** Problem statement **
Arrange every line of the material below as a numbered list, omitting blank lines and leaving the images out of your response.

** Recorded information **

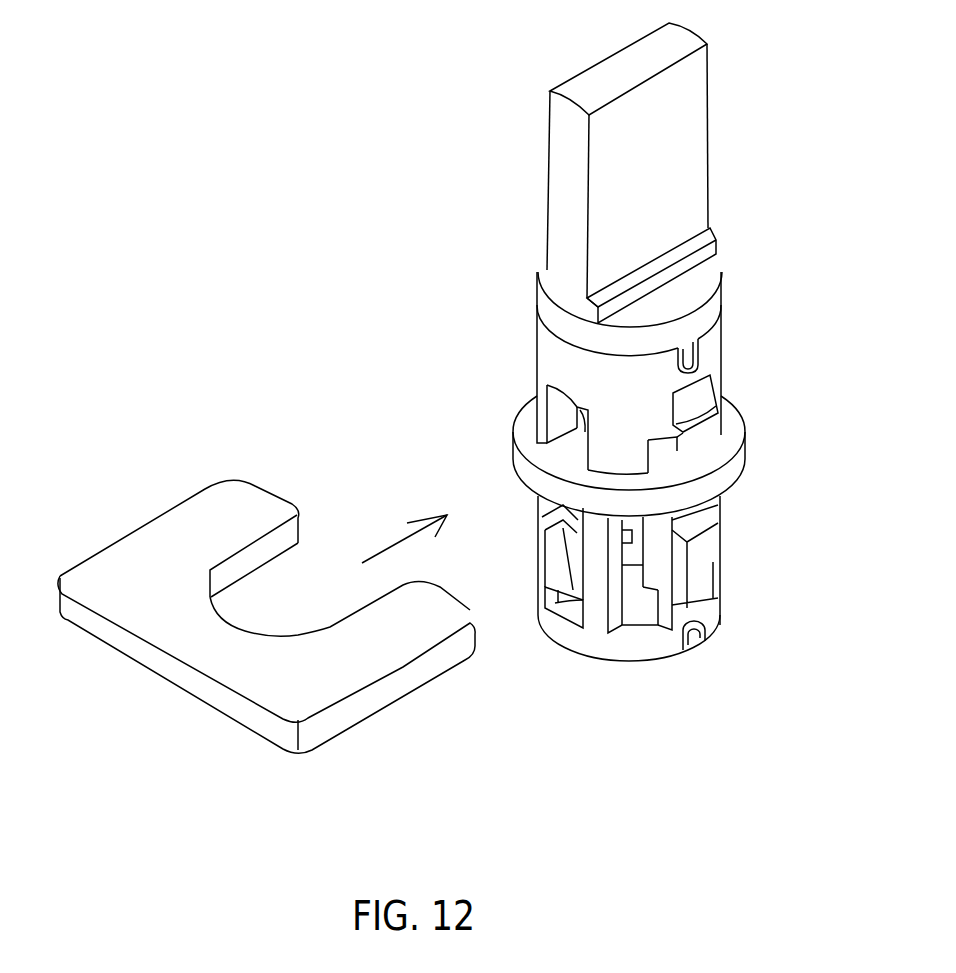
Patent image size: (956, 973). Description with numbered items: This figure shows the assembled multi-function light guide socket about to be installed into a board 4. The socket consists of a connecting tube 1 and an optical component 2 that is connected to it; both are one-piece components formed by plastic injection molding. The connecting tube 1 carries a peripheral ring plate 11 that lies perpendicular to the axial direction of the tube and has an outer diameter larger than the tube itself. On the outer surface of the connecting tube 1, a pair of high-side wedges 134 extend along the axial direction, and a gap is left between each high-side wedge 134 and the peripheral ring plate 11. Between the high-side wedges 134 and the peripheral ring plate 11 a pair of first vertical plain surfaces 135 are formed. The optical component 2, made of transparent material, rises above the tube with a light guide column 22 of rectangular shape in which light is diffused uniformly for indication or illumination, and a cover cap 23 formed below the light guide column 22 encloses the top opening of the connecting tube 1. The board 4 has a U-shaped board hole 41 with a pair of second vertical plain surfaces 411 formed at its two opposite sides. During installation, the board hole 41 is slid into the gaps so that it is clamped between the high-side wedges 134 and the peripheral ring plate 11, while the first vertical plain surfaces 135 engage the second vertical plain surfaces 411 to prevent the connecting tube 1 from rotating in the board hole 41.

The connecting tube 1 is at (505, 347).
The peripheral ring plate 11 is at (516, 452).
The high-side wedge 134 is at (707, 402).
The first vertical plain surface 135 is at (673, 447).
The optical component 2 is at (520, 132).
The light guide column 22 is at (690, 118).
The cover cap 23 is at (707, 283).
The board 4 is at (190, 535).
The board hole 41 is at (328, 562).
The second vertical plain surface 411 is at (257, 558).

** Full output **
1. Patent image size: (956, 973). Description with numbered items: This figure shows the assembled multi-function light guide socket about to be installed into a board 4. The socket consists of a connecting tube 1 and an optical component 2 that is connected to it; both are one-piece components formed by plastic injection molding. The connecting tube 1 carries a peripheral ring plate 11 that lies perpendicular to the axial direction of the tube and has an outer diameter larger than the tube itself. On the outer surface of the connecting tube 1, a pair of high-side wedges 134 extend along the axial direction, and a gap is left between each high-side wedge 134 and the peripheral ring plate 11. Between the high-side wedges 134 and the peripheral ring plate 11 a pair of first vertical plain surfaces 135 are formed. The optical component 2, made of transparent material, rises above the tube with a light guide column 22 of rectangular shape in which light is diffused uniformly for indication or illumination, and a cover cap 23 formed below the light guide column 22 encloses the top opening of the connecting tube 1. The board 4 has a U-shaped board hole 41 with a pair of second vertical plain surfaces 411 formed at its two opposite sides. During installation, the board hole 41 is slid into the gaps so that it is clamped between the high-side wedges 134 and the peripheral ring plate 11, while the first vertical plain surfaces 135 engage the second vertical plain surfaces 411 to prevent the connecting tube 1 from rotating in the board hole 41.
2. The connecting tube 1 is at (505, 347).
3. The peripheral ring plate 11 is at (516, 452).
4. The high-side wedge 134 is at (707, 402).
5. The first vertical plain surface 135 is at (673, 447).
6. The optical component 2 is at (520, 132).
7. The light guide column 22 is at (690, 118).
8. The cover cap 23 is at (707, 283).
9. The board 4 is at (190, 535).
10. The board hole 41 is at (328, 562).
11. The second vertical plain surface 411 is at (257, 558).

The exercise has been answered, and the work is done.